- [Data records]:
==========
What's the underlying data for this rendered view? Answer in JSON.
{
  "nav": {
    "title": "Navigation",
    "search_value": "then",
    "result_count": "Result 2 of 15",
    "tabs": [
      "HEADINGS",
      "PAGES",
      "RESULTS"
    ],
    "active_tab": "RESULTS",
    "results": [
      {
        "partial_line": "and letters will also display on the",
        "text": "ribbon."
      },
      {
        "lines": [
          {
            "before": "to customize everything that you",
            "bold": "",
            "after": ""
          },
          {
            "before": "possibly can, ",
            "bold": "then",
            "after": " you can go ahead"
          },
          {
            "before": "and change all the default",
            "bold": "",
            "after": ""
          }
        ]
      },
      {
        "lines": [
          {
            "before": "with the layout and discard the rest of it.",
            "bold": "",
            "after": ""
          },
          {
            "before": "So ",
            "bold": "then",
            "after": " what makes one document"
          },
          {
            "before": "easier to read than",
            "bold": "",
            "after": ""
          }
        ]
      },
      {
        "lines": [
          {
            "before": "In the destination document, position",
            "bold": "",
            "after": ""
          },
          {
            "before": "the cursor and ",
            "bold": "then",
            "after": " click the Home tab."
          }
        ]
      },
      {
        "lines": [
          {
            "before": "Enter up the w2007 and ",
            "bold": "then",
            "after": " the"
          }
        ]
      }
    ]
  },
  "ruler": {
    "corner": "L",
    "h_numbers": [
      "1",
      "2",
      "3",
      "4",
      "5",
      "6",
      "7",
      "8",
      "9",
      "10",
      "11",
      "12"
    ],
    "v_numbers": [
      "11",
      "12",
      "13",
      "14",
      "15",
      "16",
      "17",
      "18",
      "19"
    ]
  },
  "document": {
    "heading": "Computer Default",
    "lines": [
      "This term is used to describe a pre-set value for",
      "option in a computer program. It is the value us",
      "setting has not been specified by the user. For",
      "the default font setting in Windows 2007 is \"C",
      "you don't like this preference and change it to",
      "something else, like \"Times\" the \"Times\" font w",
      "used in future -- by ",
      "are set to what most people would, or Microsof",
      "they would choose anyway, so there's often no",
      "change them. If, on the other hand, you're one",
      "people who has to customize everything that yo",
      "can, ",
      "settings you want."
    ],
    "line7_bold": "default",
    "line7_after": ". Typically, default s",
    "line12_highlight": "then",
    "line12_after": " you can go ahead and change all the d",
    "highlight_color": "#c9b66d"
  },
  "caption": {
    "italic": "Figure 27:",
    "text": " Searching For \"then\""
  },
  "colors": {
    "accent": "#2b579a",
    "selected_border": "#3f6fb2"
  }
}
==========
- [The request]: Copy every line exactly. Leave nothing out.

- [Task result]:
What's the underlying data for this rendered view? Answer in JSON.
{
  "nav": {
    "title": "Navigation",
    "search_value": "then",
    "result_count": "Result 2 of 15",
    "tabs": [
      "HEADINGS",
      "PAGES",
      "RESULTS"
    ],
    "active_tab": "RESULTS",
    "results": [
      {
        "partial_line": "and letters will also display on the",
        "text": "ribbon."
      },
      {
        "lines": [
          {
            "before": "to customize everything that you",
            "bold": "",
            "after": ""
          },
          {
            "before": "possibly can, ",
            "bold": "then",
            "after": " you can go ahead"
          },
          {
            "before": "and change all the default",
            "bold": "",
            "after": ""
          }
        ]
      },
      {
        "lines": [
          {
            "before": "with the layout and discard the rest of it.",
            "bold": "",
            "after": ""
          },
          {
            "before": "So ",
            "bold": "then",
            "after": " what makes one document"
          },
          {
            "before": "easier to read than",
            "bold": "",
            "after": ""
          }
        ]
      },
      {
        "lines": [
          {
            "before": "In the destination document, position",
            "bold": "",
            "after": ""
          },
          {
            "before": "the cursor and ",
            "bold": "then",
            "after": " click the Home tab."
          }
        ]
      },
      {
        "lines": [
          {
            "before": "Enter up the w2007 and ",
            "bold": "then",
            "after": " the"
          }
        ]
      }
    ]
  },
  "ruler": {
    "corner": "L",
    "h_numbers": [
      "1",
      "2",
      "3",
      "4",
      "5",
      "6",
      "7",
      "8",
      "9",
      "10",
      "11",
      "12"
    ],
    "v_numbers": [
      "11",
      "12",
      "13",
      "14",
      "15",
      "16",
      "17",
      "18",
      "19"
    ]
  },
  "document": {
    "heading": "Computer Default",
    "lines": [
      "This term is used to describe a pre-set value for",
      "option in a computer program. It is the value us",
      "setting has not been specified by the user. For",
      "the default font setting in Windows 2007 is \"C",
      "you don't like this preference and change it to",
      "something else, like \"Times\" the \"Times\" font w",
      "used in future -- by ",
      "are set to what most people would, or Microsof",
      "they would choose anyway, so there's often no",
      "change them. If, on the other hand, you're one",
      "people who has to customize everything that yo",
      "can, ",
      "settings you want."
    ],
    "line7_bold": "default",
    "line7_after": ". Typically, default s",
    "line12_highlight": "then",
    "line12_after": " you can go ahead and change all the d",
    "highlight_color": "#c9b66d"
  },
  "caption": {
    "italic": "Figure 27:",
    "text": " Searching For \"then\""
  },
  "colors": {
    "accent": "#2b579a",
    "selected_border": "#3f6fb2"
  }
}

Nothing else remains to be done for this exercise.